[TASK GOAL] Collect every line of the items below that contains the string "interaction", and copy each one in full.

(Source data)

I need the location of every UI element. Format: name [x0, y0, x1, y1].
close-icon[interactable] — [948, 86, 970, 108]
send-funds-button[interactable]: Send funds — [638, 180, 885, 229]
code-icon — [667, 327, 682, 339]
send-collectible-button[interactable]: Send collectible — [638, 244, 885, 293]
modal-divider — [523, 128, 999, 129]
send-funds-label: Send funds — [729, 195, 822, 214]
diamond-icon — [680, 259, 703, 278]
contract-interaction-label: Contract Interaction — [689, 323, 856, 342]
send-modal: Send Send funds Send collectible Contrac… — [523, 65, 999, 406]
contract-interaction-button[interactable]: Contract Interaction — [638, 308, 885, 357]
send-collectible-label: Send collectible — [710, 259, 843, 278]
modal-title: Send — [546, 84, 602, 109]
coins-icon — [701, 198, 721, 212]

[THE REPLY]
contract-interaction-label: Contract Interaction — [689, 323, 856, 342]
contract-interaction-button[interactable]: Contract Interaction — [638, 308, 885, 357]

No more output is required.